#### Aim of the task
From the listing below, extract every line containing "this".

#### Raw data
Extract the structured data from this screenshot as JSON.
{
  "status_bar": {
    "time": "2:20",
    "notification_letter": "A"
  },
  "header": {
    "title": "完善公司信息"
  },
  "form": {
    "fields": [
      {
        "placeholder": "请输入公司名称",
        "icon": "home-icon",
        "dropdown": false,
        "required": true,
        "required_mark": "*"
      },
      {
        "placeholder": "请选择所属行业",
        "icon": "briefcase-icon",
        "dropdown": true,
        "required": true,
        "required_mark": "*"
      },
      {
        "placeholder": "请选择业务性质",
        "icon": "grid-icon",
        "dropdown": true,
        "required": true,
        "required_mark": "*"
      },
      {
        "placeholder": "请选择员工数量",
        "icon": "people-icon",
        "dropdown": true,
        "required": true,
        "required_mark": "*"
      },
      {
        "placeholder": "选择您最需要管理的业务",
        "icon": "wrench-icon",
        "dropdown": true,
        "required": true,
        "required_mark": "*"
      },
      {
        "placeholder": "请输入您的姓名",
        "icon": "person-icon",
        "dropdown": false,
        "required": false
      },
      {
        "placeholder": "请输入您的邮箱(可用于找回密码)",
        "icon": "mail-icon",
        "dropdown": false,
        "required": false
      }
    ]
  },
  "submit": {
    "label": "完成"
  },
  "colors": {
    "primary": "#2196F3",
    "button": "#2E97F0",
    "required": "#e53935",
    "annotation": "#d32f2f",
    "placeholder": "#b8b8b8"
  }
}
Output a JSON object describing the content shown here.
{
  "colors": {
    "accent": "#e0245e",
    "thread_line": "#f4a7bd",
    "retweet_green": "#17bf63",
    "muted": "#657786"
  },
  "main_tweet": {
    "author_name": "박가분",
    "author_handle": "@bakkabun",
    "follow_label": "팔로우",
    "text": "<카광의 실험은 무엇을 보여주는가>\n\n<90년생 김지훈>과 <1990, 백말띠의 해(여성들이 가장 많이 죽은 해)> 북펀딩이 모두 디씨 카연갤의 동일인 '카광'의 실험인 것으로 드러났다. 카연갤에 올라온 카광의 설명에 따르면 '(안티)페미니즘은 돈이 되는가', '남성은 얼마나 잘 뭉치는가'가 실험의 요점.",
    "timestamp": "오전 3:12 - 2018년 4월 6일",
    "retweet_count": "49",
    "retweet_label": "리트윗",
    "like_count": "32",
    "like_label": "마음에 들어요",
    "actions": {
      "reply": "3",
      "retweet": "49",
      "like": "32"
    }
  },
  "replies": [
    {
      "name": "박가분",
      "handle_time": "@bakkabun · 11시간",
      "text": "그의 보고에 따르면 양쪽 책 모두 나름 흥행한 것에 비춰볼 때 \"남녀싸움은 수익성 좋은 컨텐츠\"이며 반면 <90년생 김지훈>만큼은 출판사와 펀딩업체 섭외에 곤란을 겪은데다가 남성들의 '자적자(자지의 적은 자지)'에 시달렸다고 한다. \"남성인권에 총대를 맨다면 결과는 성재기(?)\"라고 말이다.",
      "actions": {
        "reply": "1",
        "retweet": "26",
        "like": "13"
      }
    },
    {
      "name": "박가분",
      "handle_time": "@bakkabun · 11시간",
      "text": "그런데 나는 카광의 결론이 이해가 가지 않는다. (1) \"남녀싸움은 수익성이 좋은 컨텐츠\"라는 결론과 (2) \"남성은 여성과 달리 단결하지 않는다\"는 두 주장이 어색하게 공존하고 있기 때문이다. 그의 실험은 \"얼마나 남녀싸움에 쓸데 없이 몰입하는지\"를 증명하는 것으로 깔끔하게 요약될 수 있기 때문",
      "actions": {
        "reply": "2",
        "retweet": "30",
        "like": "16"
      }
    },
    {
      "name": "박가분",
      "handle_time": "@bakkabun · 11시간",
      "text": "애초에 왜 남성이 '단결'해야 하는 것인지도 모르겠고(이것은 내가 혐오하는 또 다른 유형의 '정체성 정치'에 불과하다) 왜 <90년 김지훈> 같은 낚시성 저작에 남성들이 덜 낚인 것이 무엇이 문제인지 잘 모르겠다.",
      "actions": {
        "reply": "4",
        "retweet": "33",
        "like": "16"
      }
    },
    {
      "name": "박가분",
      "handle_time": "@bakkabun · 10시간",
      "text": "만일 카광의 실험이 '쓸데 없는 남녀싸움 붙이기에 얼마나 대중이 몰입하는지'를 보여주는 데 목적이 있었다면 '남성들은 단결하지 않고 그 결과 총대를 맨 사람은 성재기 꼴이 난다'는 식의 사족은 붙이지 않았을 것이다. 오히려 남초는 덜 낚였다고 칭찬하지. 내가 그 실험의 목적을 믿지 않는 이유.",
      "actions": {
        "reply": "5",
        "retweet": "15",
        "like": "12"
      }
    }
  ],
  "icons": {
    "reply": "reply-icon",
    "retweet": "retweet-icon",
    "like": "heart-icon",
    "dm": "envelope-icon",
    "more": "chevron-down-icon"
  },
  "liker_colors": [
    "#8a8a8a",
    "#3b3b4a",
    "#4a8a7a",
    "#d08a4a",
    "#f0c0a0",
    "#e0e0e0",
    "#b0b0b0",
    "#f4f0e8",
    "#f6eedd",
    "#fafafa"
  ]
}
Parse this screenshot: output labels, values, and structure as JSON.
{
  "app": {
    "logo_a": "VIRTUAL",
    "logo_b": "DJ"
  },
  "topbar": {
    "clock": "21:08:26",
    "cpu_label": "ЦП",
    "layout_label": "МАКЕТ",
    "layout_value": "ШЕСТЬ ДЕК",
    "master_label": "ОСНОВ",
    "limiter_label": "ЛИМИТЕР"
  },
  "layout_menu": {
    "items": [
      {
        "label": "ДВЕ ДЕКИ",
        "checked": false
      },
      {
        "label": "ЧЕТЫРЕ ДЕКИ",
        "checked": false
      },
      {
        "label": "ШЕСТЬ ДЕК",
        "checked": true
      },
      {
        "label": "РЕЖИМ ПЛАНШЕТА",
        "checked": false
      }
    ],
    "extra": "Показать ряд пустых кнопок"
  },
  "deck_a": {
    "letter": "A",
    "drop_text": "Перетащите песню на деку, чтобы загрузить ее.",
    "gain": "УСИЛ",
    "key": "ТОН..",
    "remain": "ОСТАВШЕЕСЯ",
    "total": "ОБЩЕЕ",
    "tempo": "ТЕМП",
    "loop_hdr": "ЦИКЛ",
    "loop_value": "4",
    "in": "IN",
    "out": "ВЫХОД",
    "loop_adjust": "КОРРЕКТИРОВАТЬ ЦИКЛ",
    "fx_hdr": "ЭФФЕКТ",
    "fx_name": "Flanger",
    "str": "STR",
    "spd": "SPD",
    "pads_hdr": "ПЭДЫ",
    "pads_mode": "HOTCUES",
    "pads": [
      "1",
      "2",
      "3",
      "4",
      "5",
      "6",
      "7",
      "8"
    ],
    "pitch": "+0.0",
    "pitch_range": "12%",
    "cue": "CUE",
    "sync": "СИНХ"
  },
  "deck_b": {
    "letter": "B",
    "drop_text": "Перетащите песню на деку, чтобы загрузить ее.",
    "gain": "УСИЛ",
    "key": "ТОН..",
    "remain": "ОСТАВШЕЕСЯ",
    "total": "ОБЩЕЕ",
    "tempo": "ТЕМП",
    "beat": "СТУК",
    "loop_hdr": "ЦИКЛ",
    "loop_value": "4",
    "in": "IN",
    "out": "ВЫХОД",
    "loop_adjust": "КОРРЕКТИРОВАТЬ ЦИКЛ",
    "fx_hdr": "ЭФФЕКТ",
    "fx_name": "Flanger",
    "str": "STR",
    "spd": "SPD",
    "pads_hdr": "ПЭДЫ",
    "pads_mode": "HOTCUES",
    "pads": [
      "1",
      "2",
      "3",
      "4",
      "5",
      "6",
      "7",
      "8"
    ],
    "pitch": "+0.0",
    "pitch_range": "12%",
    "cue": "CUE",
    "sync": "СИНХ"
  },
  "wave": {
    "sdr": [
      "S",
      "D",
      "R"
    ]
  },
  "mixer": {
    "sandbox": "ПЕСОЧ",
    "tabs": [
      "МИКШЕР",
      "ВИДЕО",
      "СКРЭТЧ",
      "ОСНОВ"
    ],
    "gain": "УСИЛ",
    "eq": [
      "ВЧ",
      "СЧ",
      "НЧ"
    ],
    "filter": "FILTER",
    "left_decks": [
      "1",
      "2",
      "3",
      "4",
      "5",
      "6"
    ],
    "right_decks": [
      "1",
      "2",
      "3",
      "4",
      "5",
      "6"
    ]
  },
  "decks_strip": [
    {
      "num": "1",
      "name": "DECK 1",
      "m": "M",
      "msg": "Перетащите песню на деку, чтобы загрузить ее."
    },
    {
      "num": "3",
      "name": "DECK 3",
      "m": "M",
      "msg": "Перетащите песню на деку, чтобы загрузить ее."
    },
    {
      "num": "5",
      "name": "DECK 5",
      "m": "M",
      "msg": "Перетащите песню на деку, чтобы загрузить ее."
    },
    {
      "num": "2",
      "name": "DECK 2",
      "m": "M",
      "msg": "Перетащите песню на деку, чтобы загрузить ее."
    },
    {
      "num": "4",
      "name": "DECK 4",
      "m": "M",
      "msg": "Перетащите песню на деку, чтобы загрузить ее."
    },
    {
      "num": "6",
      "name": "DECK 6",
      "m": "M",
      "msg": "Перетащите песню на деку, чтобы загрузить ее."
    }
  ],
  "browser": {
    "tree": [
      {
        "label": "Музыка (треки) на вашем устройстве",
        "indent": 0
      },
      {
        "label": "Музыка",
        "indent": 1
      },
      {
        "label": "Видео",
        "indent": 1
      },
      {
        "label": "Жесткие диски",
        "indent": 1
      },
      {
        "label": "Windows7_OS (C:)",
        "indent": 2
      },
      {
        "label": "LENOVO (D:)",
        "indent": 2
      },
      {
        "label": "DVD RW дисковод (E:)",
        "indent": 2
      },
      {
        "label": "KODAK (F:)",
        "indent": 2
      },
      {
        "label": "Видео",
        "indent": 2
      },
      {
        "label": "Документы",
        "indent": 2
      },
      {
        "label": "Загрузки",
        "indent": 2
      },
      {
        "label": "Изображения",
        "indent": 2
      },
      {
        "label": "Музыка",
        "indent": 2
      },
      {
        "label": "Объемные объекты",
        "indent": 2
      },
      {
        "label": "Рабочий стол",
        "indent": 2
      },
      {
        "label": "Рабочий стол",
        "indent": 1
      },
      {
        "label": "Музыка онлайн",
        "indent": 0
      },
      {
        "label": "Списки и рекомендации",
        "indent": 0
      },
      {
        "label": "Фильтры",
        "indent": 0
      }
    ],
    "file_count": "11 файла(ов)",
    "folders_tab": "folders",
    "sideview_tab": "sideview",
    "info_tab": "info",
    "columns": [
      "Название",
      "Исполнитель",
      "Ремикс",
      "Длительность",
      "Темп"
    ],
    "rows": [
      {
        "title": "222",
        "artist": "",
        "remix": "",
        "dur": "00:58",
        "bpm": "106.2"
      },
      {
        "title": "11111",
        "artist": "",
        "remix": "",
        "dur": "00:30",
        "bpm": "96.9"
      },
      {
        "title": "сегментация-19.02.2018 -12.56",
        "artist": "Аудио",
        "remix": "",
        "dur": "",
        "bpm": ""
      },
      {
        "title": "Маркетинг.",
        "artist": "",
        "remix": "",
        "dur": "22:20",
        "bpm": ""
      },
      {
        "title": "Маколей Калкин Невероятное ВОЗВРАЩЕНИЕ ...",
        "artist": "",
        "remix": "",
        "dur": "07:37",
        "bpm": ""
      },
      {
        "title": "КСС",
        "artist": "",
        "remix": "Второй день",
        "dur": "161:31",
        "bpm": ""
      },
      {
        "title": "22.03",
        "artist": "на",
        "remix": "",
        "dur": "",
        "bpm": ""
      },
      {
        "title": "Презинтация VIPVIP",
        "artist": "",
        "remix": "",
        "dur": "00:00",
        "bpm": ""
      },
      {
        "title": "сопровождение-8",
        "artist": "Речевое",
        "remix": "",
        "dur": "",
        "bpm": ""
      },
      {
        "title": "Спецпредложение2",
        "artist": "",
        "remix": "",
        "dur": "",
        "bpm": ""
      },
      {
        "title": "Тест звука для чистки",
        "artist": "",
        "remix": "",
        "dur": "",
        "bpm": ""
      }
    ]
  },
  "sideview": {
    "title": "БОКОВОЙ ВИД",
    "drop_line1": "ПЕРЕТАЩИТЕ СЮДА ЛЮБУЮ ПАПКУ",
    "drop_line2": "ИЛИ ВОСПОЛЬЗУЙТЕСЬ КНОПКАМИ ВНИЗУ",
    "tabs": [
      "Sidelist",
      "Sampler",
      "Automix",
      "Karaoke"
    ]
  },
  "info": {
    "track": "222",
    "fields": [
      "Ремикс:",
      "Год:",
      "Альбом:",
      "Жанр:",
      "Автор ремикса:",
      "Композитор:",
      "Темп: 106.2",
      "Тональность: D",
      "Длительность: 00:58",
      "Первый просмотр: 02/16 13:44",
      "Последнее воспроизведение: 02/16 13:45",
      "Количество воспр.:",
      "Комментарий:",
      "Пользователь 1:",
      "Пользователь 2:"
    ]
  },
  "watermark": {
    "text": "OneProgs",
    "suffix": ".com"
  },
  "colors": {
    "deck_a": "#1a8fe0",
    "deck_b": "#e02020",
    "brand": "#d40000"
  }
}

#### Correct response
Extract the structured data from this screenshot as JSON.
Parse this screenshot: output labels, values, and structure as JSON.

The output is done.